** BEGIN THE INPUT **

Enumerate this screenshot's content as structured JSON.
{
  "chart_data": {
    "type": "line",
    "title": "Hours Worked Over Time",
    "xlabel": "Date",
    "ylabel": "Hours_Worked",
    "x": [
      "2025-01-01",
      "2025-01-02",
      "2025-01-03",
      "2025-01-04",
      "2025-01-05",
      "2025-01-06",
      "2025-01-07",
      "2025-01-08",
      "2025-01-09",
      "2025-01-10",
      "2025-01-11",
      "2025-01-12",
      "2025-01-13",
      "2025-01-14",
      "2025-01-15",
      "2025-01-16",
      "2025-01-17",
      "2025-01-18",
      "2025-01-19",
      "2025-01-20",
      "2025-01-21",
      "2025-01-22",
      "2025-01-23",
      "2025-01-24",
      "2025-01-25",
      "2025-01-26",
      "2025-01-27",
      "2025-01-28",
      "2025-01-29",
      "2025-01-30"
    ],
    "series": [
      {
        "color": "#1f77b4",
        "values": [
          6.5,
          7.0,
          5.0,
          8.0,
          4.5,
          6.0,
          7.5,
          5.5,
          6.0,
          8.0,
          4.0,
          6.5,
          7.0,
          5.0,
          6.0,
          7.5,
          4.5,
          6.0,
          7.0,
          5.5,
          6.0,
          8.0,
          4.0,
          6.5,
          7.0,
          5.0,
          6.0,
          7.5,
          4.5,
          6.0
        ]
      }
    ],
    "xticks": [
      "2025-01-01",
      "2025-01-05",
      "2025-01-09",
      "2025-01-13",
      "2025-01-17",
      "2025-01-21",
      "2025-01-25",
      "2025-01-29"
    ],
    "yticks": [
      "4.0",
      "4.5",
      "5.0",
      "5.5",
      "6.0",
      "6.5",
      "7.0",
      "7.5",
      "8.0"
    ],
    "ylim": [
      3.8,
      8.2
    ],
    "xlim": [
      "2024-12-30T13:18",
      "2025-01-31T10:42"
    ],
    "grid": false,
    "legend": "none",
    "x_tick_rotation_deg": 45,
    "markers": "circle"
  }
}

** END THE INPUT **

§ WORK REQUIRED
Print the whole listing again, exactly.

§ WRITTEN RESPONSE
Enumerate this screenshot's content as structured JSON.
{
  "chart_data": {
    "type": "line",
    "title": "Hours Worked Over Time",
    "xlabel": "Date",
    "ylabel": "Hours_Worked",
    "x": [
      "2025-01-01",
      "2025-01-02",
      "2025-01-03",
      "2025-01-04",
      "2025-01-05",
      "2025-01-06",
      "2025-01-07",
      "2025-01-08",
      "2025-01-09",
      "2025-01-10",
      "2025-01-11",
      "2025-01-12",
      "2025-01-13",
      "2025-01-14",
      "2025-01-15",
      "2025-01-16",
      "2025-01-17",
      "2025-01-18",
      "2025-01-19",
      "2025-01-20",
      "2025-01-21",
      "2025-01-22",
      "2025-01-23",
      "2025-01-24",
      "2025-01-25",
      "2025-01-26",
      "2025-01-27",
      "2025-01-28",
      "2025-01-29",
      "2025-01-30"
    ],
    "series": [
      {
        "color": "#1f77b4",
        "values": [
          6.5,
          7.0,
          5.0,
          8.0,
          4.5,
          6.0,
          7.5,
          5.5,
          6.0,
          8.0,
          4.0,
          6.5,
          7.0,
          5.0,
          6.0,
          7.5,
          4.5,
          6.0,
          7.0,
          5.5,
          6.0,
          8.0,
          4.0,
          6.5,
          7.0,
          5.0,
          6.0,
          7.5,
          4.5,
          6.0
        ]
      }
    ],
    "xticks": [
      "2025-01-01",
      "2025-01-05",
      "2025-01-09",
      "2025-01-13",
      "2025-01-17",
      "2025-01-21",
      "2025-01-25",
      "2025-01-29"
    ],
    "yticks": [
      "4.0",
      "4.5",
      "5.0",
      "5.5",
      "6.0",
      "6.5",
      "7.0",
      "7.5",
      "8.0"
    ],
    "ylim": [
      3.8,
      8.2
    ],
    "xlim": [
      "2024-12-30T13:18",
      "2025-01-31T10:42"
    ],
    "grid": false,
    "legend": "none",
    "x_tick_rotation_deg": 45,
    "markers": "circle"
  }
}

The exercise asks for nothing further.